OBJECTIVE: Report how many lines of the listing below include the word "name". Give nothing but the number.

[BEGIN]

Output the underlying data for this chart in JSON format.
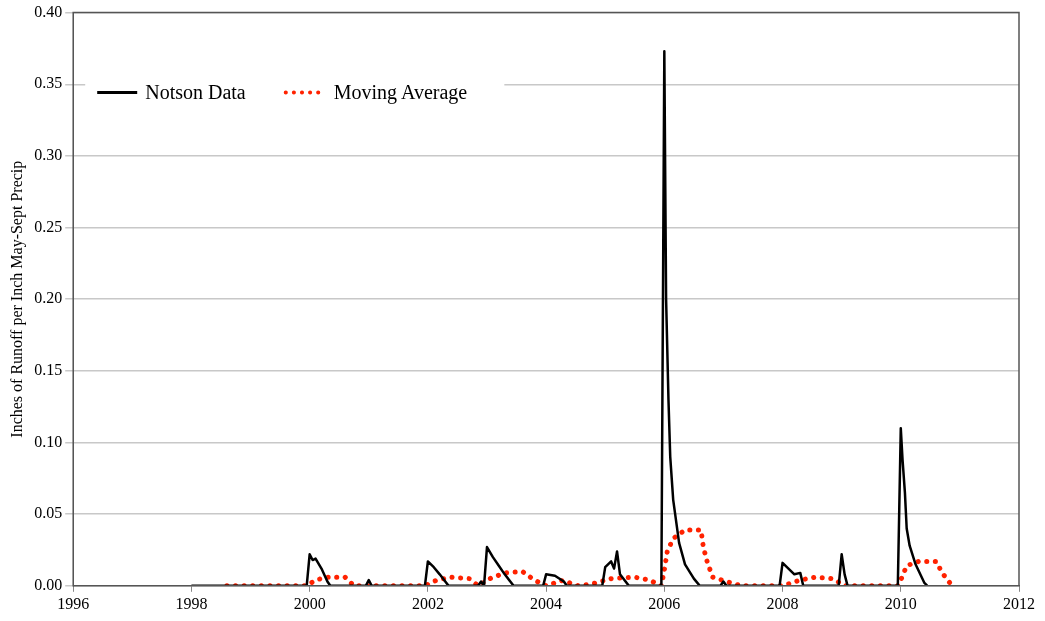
{
  "chart_data": {
    "type": "line",
    "ylabel": "Inches of Runoff per Inch May-Sept Precip",
    "xlim": [
      1996,
      2012
    ],
    "xticks": [
      1996,
      1998,
      2000,
      2002,
      2004,
      2006,
      2008,
      2010,
      2012
    ],
    "ylim": [
      0,
      0.4
    ],
    "yticks": [
      {
        "value": 0,
        "label": "0.00"
      },
      {
        "value": 0.05,
        "label": "0.05"
      },
      {
        "value": 0.1,
        "label": "0.10"
      },
      {
        "value": 0.15,
        "label": "0.15"
      },
      {
        "value": 0.2,
        "label": "0.20"
      },
      {
        "value": 0.25,
        "label": "0.25"
      },
      {
        "value": 0.3,
        "label": "0.30"
      },
      {
        "value": 0.35,
        "label": "0.35"
      },
      {
        "value": 0.4,
        "label": "0.40"
      }
    ],
    "grid": "y",
    "legend": "top left",
    "marker": "none",
    "series": [
      {
        "name": "Notson Data",
        "color": "#000000",
        "line_style": "solid",
        "x": [
          1998,
          1999.95,
          2000,
          2000.05,
          2000.1,
          2000.2,
          2000.3,
          2000.35,
          2000.95,
          2001,
          2001.05,
          2001.95,
          2002,
          2002.1,
          2002.2,
          2002.35,
          2002.85,
          2002.9,
          2002.95,
          2003,
          2003.1,
          2003.2,
          2003.3,
          2003.45,
          2003.95,
          2004,
          2004.15,
          2004.3,
          2004.35,
          2004.95,
          2005,
          2005.1,
          2005.15,
          2005.2,
          2005.25,
          2005.4,
          2005.95,
          2006,
          2006.03,
          2006.07,
          2006.1,
          2006.15,
          2006.25,
          2006.35,
          2006.5,
          2006.6,
          2006.95,
          2007,
          2007.05,
          2007.95,
          2008,
          2008.1,
          2008.2,
          2008.3,
          2008.35,
          2008.95,
          2009,
          2009.05,
          2009.1,
          2009.95,
          2010,
          2010.03,
          2010.07,
          2010.1,
          2010.15,
          2010.25,
          2010.4,
          2010.45
        ],
        "values": [
          0,
          0,
          0.022,
          0.018,
          0.019,
          0.012,
          0.003,
          0,
          0,
          0.004,
          0,
          0,
          0.017,
          0.013,
          0.008,
          0,
          0,
          0.003,
          0,
          0.027,
          0.02,
          0.014,
          0.008,
          0,
          0,
          0.008,
          0.007,
          0.003,
          0,
          0,
          0.013,
          0.017,
          0.012,
          0.024,
          0.008,
          0,
          0,
          0.373,
          0.2,
          0.13,
          0.09,
          0.06,
          0.03,
          0.015,
          0.005,
          0,
          0,
          0.003,
          0,
          0,
          0.016,
          0.012,
          0.008,
          0.009,
          0,
          0,
          0.022,
          0.008,
          0,
          0,
          0.11,
          0.088,
          0.065,
          0.04,
          0.028,
          0.015,
          0.002,
          0
        ]
      },
      {
        "name": "Moving Average",
        "color": "#ff2200",
        "line_style": "dotted",
        "x": [
          1998.6,
          1999.95,
          2000.1,
          2000.3,
          2000.6,
          2000.75,
          2001.95,
          2002.15,
          2002.4,
          2002.7,
          2002.85,
          2003.05,
          2003.3,
          2003.6,
          2003.8,
          2004,
          2004.3,
          2004.5,
          2004.75,
          2005.1,
          2005.5,
          2005.75,
          2005.95,
          2006,
          2006.05,
          2006.15,
          2006.35,
          2006.62,
          2006.66,
          2006.73,
          2006.82,
          2007.05,
          2007.3,
          2008,
          2008.3,
          2008.55,
          2008.85,
          2009.05,
          2009.95,
          2010,
          2010.1,
          2010.3,
          2010.6,
          2010.7,
          2010.85
        ],
        "values": [
          0,
          0,
          0.004,
          0.006,
          0.006,
          0,
          0,
          0.004,
          0.006,
          0.005,
          0,
          0.005,
          0.009,
          0.01,
          0.004,
          0,
          0.004,
          0,
          0.001,
          0.005,
          0.006,
          0.004,
          0,
          0.011,
          0.024,
          0.033,
          0.039,
          0.039,
          0.027,
          0.016,
          0.006,
          0.003,
          0,
          0,
          0.004,
          0.006,
          0.005,
          0,
          0,
          0.004,
          0.014,
          0.017,
          0.017,
          0.009,
          0.001
        ]
      }
    ]
  }
}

[END]

WRITTEN RESPONSE: 2